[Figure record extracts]
## begin

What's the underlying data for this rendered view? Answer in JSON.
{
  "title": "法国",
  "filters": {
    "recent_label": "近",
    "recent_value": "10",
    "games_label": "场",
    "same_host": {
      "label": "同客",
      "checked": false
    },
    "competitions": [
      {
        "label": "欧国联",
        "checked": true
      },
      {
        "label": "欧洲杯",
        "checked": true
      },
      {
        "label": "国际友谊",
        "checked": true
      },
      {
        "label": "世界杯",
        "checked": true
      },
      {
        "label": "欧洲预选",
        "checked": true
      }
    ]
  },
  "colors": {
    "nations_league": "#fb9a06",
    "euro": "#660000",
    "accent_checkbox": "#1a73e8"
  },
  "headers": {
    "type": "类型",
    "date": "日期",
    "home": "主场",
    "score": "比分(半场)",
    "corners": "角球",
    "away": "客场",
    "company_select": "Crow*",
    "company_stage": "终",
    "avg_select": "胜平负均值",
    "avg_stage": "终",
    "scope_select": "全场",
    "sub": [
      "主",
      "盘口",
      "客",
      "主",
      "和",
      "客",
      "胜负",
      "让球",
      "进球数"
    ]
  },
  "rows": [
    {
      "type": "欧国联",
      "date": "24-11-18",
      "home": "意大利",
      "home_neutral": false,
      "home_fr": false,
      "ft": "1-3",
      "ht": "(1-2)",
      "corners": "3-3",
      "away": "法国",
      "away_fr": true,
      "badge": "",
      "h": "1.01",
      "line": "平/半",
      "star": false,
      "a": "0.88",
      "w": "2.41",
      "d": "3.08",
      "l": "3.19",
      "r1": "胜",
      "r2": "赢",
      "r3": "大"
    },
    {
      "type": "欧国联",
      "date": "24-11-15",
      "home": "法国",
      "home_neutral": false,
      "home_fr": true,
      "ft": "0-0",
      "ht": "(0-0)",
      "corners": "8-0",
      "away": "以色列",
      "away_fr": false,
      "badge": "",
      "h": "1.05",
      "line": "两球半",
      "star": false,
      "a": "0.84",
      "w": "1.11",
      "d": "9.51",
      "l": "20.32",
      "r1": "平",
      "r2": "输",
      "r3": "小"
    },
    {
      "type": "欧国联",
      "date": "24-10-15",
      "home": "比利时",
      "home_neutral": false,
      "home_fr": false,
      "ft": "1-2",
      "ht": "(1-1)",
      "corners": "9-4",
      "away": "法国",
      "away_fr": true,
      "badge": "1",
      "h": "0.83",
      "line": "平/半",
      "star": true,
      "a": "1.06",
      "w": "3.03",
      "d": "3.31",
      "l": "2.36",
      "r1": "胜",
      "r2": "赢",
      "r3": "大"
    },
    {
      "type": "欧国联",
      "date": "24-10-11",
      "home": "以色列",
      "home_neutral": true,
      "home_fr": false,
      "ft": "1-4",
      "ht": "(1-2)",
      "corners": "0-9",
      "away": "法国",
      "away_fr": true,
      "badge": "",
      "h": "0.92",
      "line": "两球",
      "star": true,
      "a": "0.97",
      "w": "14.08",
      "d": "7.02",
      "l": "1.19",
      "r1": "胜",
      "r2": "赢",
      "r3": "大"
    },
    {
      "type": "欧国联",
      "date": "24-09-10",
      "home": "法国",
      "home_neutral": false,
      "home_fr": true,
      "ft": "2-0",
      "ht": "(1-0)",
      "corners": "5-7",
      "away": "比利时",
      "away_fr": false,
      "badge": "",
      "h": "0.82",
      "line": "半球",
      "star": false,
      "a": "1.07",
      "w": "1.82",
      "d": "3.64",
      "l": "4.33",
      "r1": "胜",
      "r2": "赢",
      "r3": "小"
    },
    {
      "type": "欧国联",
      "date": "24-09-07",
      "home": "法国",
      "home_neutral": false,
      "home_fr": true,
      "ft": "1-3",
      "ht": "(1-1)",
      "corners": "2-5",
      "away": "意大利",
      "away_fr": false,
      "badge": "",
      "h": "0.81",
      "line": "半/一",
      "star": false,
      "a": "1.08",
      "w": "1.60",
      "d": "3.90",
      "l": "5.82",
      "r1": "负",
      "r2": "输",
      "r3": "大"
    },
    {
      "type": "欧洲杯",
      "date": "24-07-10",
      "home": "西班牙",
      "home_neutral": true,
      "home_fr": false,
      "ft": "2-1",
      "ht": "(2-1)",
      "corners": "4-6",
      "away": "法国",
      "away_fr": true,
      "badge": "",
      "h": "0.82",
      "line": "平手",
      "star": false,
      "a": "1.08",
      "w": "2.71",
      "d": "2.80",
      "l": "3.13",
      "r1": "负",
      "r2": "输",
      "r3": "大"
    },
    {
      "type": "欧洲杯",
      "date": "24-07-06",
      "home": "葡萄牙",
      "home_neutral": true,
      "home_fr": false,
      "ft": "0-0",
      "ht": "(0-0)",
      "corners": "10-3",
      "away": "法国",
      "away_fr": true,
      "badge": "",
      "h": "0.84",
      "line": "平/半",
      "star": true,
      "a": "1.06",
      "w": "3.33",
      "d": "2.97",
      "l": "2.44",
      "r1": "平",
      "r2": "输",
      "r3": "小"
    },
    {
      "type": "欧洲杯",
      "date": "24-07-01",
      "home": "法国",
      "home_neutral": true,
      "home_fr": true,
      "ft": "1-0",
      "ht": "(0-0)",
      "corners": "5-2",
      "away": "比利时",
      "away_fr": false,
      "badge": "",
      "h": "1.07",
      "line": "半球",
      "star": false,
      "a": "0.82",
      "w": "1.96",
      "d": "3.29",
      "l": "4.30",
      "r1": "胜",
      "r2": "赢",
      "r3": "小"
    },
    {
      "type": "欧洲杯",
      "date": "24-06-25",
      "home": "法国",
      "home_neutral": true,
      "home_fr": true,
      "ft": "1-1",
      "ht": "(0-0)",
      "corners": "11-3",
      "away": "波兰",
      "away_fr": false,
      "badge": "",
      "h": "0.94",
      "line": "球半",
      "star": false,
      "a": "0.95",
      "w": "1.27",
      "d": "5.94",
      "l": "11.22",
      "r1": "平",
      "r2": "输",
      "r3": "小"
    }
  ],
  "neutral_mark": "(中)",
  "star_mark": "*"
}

## end

Using the exact wording, write out all of the records.

◆ Answer to the problem
What's the underlying data for this rendered view? Answer in JSON.
{
  "title": "法国",
  "filters": {
    "recent_label": "近",
    "recent_value": "10",
    "games_label": "场",
    "same_host": {
      "label": "同客",
      "checked": false
    },
    "competitions": [
      {
        "label": "欧国联",
        "checked": true
      },
      {
        "label": "欧洲杯",
        "checked": true
      },
      {
        "label": "国际友谊",
        "checked": true
      },
      {
        "label": "世界杯",
        "checked": true
      },
      {
        "label": "欧洲预选",
        "checked": true
      }
    ]
  },
  "colors": {
    "nations_league": "#fb9a06",
    "euro": "#660000",
    "accent_checkbox": "#1a73e8"
  },
  "headers": {
    "type": "类型",
    "date": "日期",
    "home": "主场",
    "score": "比分(半场)",
    "corners": "角球",
    "away": "客场",
    "company_select": "Crow*",
    "company_stage": "终",
    "avg_select": "胜平负均值",
    "avg_stage": "终",
    "scope_select": "全场",
    "sub": [
      "主",
      "盘口",
      "客",
      "主",
      "和",
      "客",
      "胜负",
      "让球",
      "进球数"
    ]
  },
  "rows": [
    {
      "type": "欧国联",
      "date": "24-11-18",
      "home": "意大利",
      "home_neutral": false,
      "home_fr": false,
      "ft": "1-3",
      "ht": "(1-2)",
      "corners": "3-3",
      "away": "法国",
      "away_fr": true,
      "badge": "",
      "h": "1.01",
      "line": "平/半",
      "star": false,
      "a": "0.88",
      "w": "2.41",
      "d": "3.08",
      "l": "3.19",
      "r1": "胜",
      "r2": "赢",
      "r3": "大"
    },
    {
      "type": "欧国联",
      "date": "24-11-15",
      "home": "法国",
      "home_neutral": false,
      "home_fr": true,
      "ft": "0-0",
      "ht": "(0-0)",
      "corners": "8-0",
      "away": "以色列",
      "away_fr": false,
      "badge": "",
      "h": "1.05",
      "line": "两球半",
      "star": false,
      "a": "0.84",
      "w": "1.11",
      "d": "9.51",
      "l": "20.32",
      "r1": "平",
      "r2": "输",
      "r3": "小"
    },
    {
      "type": "欧国联",
      "date": "24-10-15",
      "home": "比利时",
      "home_neutral": false,
      "home_fr": false,
      "ft": "1-2",
      "ht": "(1-1)",
      "corners": "9-4",
      "away": "法国",
      "away_fr": true,
      "badge": "1",
      "h": "0.83",
      "line": "平/半",
      "star": true,
      "a": "1.06",
      "w": "3.03",
      "d": "3.31",
      "l": "2.36",
      "r1": "胜",
      "r2": "赢",
      "r3": "大"
    },
    {
      "type": "欧国联",
      "date": "24-10-11",
      "home": "以色列",
      "home_neutral": true,
      "home_fr": false,
      "ft": "1-4",
      "ht": "(1-2)",
      "corners": "0-9",
      "away": "法国",
      "away_fr": true,
      "badge": "",
      "h": "0.92",
      "line": "两球",
      "star": true,
      "a": "0.97",
      "w": "14.08",
      "d": "7.02",
      "l": "1.19",
      "r1": "胜",
      "r2": "赢",
      "r3": "大"
    },
    {
      "type": "欧国联",
      "date": "24-09-10",
      "home": "法国",
      "home_neutral": false,
      "home_fr": true,
      "ft": "2-0",
      "ht": "(1-0)",
      "corners": "5-7",
      "away": "比利时",
      "away_fr": false,
      "badge": "",
      "h": "0.82",
      "line": "半球",
      "star": false,
      "a": "1.07",
      "w": "1.82",
      "d": "3.64",
      "l": "4.33",
      "r1": "胜",
      "r2": "赢",
      "r3": "小"
    },
    {
      "type": "欧国联",
      "date": "24-09-07",
      "home": "法国",
      "home_neutral": false,
      "home_fr": true,
      "ft": "1-3",
      "ht": "(1-1)",
      "corners": "2-5",
      "away": "意大利",
      "away_fr": false,
      "badge": "",
      "h": "0.81",
      "line": "半/一",
      "star": false,
      "a": "1.08",
      "w": "1.60",
      "d": "3.90",
      "l": "5.82",
      "r1": "负",
      "r2": "输",
      "r3": "大"
    },
    {
      "type": "欧洲杯",
      "date": "24-07-10",
      "home": "西班牙",
      "home_neutral": true,
      "home_fr": false,
      "ft": "2-1",
      "ht": "(2-1)",
      "corners": "4-6",
      "away": "法国",
      "away_fr": true,
      "badge": "",
      "h": "0.82",
      "line": "平手",
      "star": false,
      "a": "1.08",
      "w": "2.71",
      "d": "2.80",
      "l": "3.13",
      "r1": "负",
      "r2": "输",
      "r3": "大"
    },
    {
      "type": "欧洲杯",
      "date": "24-07-06",
      "home": "葡萄牙",
      "home_neutral": true,
      "home_fr": false,
      "ft": "0-0",
      "ht": "(0-0)",
      "corners": "10-3",
      "away": "法国",
      "away_fr": true,
      "badge": "",
      "h": "0.84",
      "line": "平/半",
      "star": true,
      "a": "1.06",
      "w": "3.33",
      "d": "2.97",
      "l": "2.44",
      "r1": "平",
      "r2": "输",
      "r3": "小"
    },
    {
      "type": "欧洲杯",
      "date": "24-07-01",
      "home": "法国",
      "home_neutral": true,
      "home_fr": true,
      "ft": "1-0",
      "ht": "(0-0)",
      "corners": "5-2",
      "away": "比利时",
      "away_fr": false,
      "badge": "",
      "h": "1.07",
      "line": "半球",
      "star": false,
      "a": "0.82",
      "w": "1.96",
      "d": "3.29",
      "l": "4.30",
      "r1": "胜",
      "r2": "赢",
      "r3": "小"
    },
    {
      "type": "欧洲杯",
      "date": "24-06-25",
      "home": "法国",
      "home_neutral": true,
      "home_fr": true,
      "ft": "1-1",
      "ht": "(0-0)",
      "corners": "11-3",
      "away": "波兰",
      "away_fr": false,
      "badge": "",
      "h": "0.94",
      "line": "球半",
      "star": false,
      "a": "0.95",
      "w": "1.27",
      "d": "5.94",
      "l": "11.22",
      "r1": "平",
      "r2": "输",
      "r3": "小"
    }
  ],
  "neutral_mark": "(中)",
  "star_mark": "*"
}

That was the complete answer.